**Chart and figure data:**

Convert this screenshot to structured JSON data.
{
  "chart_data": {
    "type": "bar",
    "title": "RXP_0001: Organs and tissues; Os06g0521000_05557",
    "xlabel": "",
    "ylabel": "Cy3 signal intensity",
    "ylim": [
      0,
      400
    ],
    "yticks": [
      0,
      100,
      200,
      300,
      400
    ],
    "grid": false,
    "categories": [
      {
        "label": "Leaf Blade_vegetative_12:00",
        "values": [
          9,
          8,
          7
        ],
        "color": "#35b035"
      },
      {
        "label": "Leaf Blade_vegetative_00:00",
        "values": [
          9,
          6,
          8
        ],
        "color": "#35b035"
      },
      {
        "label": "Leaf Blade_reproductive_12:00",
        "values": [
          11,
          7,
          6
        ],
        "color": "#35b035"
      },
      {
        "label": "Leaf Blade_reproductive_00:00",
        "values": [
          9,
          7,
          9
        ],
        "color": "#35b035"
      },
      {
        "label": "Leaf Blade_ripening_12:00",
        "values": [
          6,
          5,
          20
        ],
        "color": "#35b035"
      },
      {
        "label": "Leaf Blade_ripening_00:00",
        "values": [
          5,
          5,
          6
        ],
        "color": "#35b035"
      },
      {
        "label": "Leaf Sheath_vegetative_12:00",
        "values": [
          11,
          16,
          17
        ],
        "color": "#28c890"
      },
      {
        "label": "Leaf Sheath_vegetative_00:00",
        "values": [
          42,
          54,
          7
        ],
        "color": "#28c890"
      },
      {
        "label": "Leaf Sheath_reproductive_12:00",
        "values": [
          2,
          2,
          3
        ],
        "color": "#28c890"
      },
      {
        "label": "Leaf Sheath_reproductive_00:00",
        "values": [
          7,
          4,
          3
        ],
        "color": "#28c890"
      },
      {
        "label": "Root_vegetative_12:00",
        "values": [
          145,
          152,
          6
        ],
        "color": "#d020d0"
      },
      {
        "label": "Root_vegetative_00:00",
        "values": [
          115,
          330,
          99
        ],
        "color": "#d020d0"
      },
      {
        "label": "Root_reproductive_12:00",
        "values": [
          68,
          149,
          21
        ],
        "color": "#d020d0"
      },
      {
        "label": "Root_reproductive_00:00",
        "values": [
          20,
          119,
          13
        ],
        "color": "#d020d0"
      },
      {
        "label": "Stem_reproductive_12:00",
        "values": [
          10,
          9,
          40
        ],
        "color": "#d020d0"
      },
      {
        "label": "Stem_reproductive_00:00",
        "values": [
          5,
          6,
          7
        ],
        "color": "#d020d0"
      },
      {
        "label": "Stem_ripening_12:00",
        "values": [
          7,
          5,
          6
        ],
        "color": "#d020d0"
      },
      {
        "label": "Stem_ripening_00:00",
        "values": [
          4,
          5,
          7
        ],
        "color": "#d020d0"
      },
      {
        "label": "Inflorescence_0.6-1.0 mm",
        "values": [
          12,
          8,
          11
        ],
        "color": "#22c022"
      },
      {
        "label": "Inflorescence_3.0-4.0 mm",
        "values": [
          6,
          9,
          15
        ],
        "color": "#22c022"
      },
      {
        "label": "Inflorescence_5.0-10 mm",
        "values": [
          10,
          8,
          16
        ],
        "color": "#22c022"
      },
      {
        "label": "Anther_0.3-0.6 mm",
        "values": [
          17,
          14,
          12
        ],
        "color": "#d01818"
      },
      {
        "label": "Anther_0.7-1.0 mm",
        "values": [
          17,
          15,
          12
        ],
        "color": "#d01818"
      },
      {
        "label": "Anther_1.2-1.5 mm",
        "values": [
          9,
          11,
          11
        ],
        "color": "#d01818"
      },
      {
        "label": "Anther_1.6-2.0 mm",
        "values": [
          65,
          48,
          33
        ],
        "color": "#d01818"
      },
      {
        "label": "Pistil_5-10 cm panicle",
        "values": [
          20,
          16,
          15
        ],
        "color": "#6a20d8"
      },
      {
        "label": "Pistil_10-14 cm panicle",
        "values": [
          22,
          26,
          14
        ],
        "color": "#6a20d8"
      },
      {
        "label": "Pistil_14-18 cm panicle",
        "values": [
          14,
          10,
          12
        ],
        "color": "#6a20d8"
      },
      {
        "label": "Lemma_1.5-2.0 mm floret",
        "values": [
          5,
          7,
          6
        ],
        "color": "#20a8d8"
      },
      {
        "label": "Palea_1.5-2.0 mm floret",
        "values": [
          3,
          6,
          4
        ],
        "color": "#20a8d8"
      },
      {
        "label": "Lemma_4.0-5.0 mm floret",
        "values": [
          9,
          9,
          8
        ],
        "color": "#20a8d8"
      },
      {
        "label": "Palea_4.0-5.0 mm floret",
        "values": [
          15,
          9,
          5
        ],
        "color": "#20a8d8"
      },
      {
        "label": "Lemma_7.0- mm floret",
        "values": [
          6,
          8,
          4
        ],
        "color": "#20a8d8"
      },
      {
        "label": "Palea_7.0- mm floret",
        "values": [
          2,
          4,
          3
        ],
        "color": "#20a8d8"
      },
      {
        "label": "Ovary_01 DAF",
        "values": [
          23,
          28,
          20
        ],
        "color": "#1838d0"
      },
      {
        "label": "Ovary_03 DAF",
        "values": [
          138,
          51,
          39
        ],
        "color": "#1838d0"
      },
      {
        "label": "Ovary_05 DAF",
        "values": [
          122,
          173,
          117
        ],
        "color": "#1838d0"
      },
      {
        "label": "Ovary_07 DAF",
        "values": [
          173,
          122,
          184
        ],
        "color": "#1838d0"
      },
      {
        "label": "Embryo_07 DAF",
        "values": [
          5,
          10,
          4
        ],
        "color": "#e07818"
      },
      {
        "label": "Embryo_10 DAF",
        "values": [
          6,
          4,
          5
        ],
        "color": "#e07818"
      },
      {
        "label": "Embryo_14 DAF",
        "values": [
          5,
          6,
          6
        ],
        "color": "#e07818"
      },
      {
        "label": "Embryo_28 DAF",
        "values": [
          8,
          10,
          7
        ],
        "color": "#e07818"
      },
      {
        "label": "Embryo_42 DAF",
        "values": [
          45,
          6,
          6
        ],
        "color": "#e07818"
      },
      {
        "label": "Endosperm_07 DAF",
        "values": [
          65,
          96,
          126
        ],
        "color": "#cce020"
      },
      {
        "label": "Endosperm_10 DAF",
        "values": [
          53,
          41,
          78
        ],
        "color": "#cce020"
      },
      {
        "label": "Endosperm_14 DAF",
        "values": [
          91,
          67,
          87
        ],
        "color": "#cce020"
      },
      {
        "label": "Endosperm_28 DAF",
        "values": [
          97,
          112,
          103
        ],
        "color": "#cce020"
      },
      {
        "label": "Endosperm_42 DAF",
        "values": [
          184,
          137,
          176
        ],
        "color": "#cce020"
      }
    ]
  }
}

**STATED GOAL:** Reproduce the full set of records precisely.

**SOLUTION:**
Convert this screenshot to structured JSON data.
{
  "chart_data": {
    "type": "bar",
    "title": "RXP_0001: Organs and tissues; Os06g0521000_05557",
    "xlabel": "",
    "ylabel": "Cy3 signal intensity",
    "ylim": [
      0,
      400
    ],
    "yticks": [
      0,
      100,
      200,
      300,
      400
    ],
    "grid": false,
    "categories": [
      {
        "label": "Leaf Blade_vegetative_12:00",
        "values": [
          9,
          8,
          7
        ],
        "color": "#35b035"
      },
      {
        "label": "Leaf Blade_vegetative_00:00",
        "values": [
          9,
          6,
          8
        ],
        "color": "#35b035"
      },
      {
        "label": "Leaf Blade_reproductive_12:00",
        "values": [
          11,
          7,
          6
        ],
        "color": "#35b035"
      },
      {
        "label": "Leaf Blade_reproductive_00:00",
        "values": [
          9,
          7,
          9
        ],
        "color": "#35b035"
      },
      {
        "label": "Leaf Blade_ripening_12:00",
        "values": [
          6,
          5,
          20
        ],
        "color": "#35b035"
      },
      {
        "label": "Leaf Blade_ripening_00:00",
        "values": [
          5,
          5,
          6
        ],
        "color": "#35b035"
      },
      {
        "label": "Leaf Sheath_vegetative_12:00",
        "values": [
          11,
          16,
          17
        ],
        "color": "#28c890"
      },
      {
        "label": "Leaf Sheath_vegetative_00:00",
        "values": [
          42,
          54,
          7
        ],
        "color": "#28c890"
      },
      {
        "label": "Leaf Sheath_reproductive_12:00",
        "values": [
          2,
          2,
          3
        ],
        "color": "#28c890"
      },
      {
        "label": "Leaf Sheath_reproductive_00:00",
        "values": [
          7,
          4,
          3
        ],
        "color": "#28c890"
      },
      {
        "label": "Root_vegetative_12:00",
        "values": [
          145,
          152,
          6
        ],
        "color": "#d020d0"
      },
      {
        "label": "Root_vegetative_00:00",
        "values": [
          115,
          330,
          99
        ],
        "color": "#d020d0"
      },
      {
        "label": "Root_reproductive_12:00",
        "values": [
          68,
          149,
          21
        ],
        "color": "#d020d0"
      },
      {
        "label": "Root_reproductive_00:00",
        "values": [
          20,
          119,
          13
        ],
        "color": "#d020d0"
      },
      {
        "label": "Stem_reproductive_12:00",
        "values": [
          10,
          9,
          40
        ],
        "color": "#d020d0"
      },
      {
        "label": "Stem_reproductive_00:00",
        "values": [
          5,
          6,
          7
        ],
        "color": "#d020d0"
      },
      {
        "label": "Stem_ripening_12:00",
        "values": [
          7,
          5,
          6
        ],
        "color": "#d020d0"
      },
      {
        "label": "Stem_ripening_00:00",
        "values": [
          4,
          5,
          7
        ],
        "color": "#d020d0"
      },
      {
        "label": "Inflorescence_0.6-1.0 mm",
        "values": [
          12,
          8,
          11
        ],
        "color": "#22c022"
      },
      {
        "label": "Inflorescence_3.0-4.0 mm",
        "values": [
          6,
          9,
          15
        ],
        "color": "#22c022"
      },
      {
        "label": "Inflorescence_5.0-10 mm",
        "values": [
          10,
          8,
          16
        ],
        "color": "#22c022"
      },
      {
        "label": "Anther_0.3-0.6 mm",
        "values": [
          17,
          14,
          12
        ],
        "color": "#d01818"
      },
      {
        "label": "Anther_0.7-1.0 mm",
        "values": [
          17,
          15,
          12
        ],
        "color": "#d01818"
      },
      {
        "label": "Anther_1.2-1.5 mm",
        "values": [
          9,
          11,
          11
        ],
        "color": "#d01818"
      },
      {
        "label": "Anther_1.6-2.0 mm",
        "values": [
          65,
          48,
          33
        ],
        "color": "#d01818"
      },
      {
        "label": "Pistil_5-10 cm panicle",
        "values": [
          20,
          16,
          15
        ],
        "color": "#6a20d8"
      },
      {
        "label": "Pistil_10-14 cm panicle",
        "values": [
          22,
          26,
          14
        ],
        "color": "#6a20d8"
      },
      {
        "label": "Pistil_14-18 cm panicle",
        "values": [
          14,
          10,
          12
        ],
        "color": "#6a20d8"
      },
      {
        "label": "Lemma_1.5-2.0 mm floret",
        "values": [
          5,
          7,
          6
        ],
        "color": "#20a8d8"
      },
      {
        "label": "Palea_1.5-2.0 mm floret",
        "values": [
          3,
          6,
          4
        ],
        "color": "#20a8d8"
      },
      {
        "label": "Lemma_4.0-5.0 mm floret",
        "values": [
          9,
          9,
          8
        ],
        "color": "#20a8d8"
      },
      {
        "label": "Palea_4.0-5.0 mm floret",
        "values": [
          15,
          9,
          5
        ],
        "color": "#20a8d8"
      },
      {
        "label": "Lemma_7.0- mm floret",
        "values": [
          6,
          8,
          4
        ],
        "color": "#20a8d8"
      },
      {
        "label": "Palea_7.0- mm floret",
        "values": [
          2,
          4,
          3
        ],
        "color": "#20a8d8"
      },
      {
        "label": "Ovary_01 DAF",
        "values": [
          23,
          28,
          20
        ],
        "color": "#1838d0"
      },
      {
        "label": "Ovary_03 DAF",
        "values": [
          138,
          51,
          39
        ],
        "color": "#1838d0"
      },
      {
        "label": "Ovary_05 DAF",
        "values": [
          122,
          173,
          117
        ],
        "color": "#1838d0"
      },
      {
        "label": "Ovary_07 DAF",
        "values": [
          173,
          122,
          184
        ],
        "color": "#1838d0"
      },
      {
        "label": "Embryo_07 DAF",
        "values": [
          5,
          10,
          4
        ],
        "color": "#e07818"
      },
      {
        "label": "Embryo_10 DAF",
        "values": [
          6,
          4,
          5
        ],
        "color": "#e07818"
      },
      {
        "label": "Embryo_14 DAF",
        "values": [
          5,
          6,
          6
        ],
        "color": "#e07818"
      },
      {
        "label": "Embryo_28 DAF",
        "values": [
          8,
          10,
          7
        ],
        "color": "#e07818"
      },
      {
        "label": "Embryo_42 DAF",
        "values": [
          45,
          6,
          6
        ],
        "color": "#e07818"
      },
      {
        "label": "Endosperm_07 DAF",
        "values": [
          65,
          96,
          126
        ],
        "color": "#cce020"
      },
      {
        "label": "Endosperm_10 DAF",
        "values": [
          53,
          41,
          78
        ],
        "color": "#cce020"
      },
      {
        "label": "Endosperm_14 DAF",
        "values": [
          91,
          67,
          87
        ],
        "color": "#cce020"
      },
      {
        "label": "Endosperm_28 DAF",
        "values": [
          97,
          112,
          103
        ],
        "color": "#cce020"
      },
      {
        "label": "Endosperm_42 DAF",
        "values": [
          184,
          137,
          176
        ],
        "color": "#cce020"
      }
    ]
  }
}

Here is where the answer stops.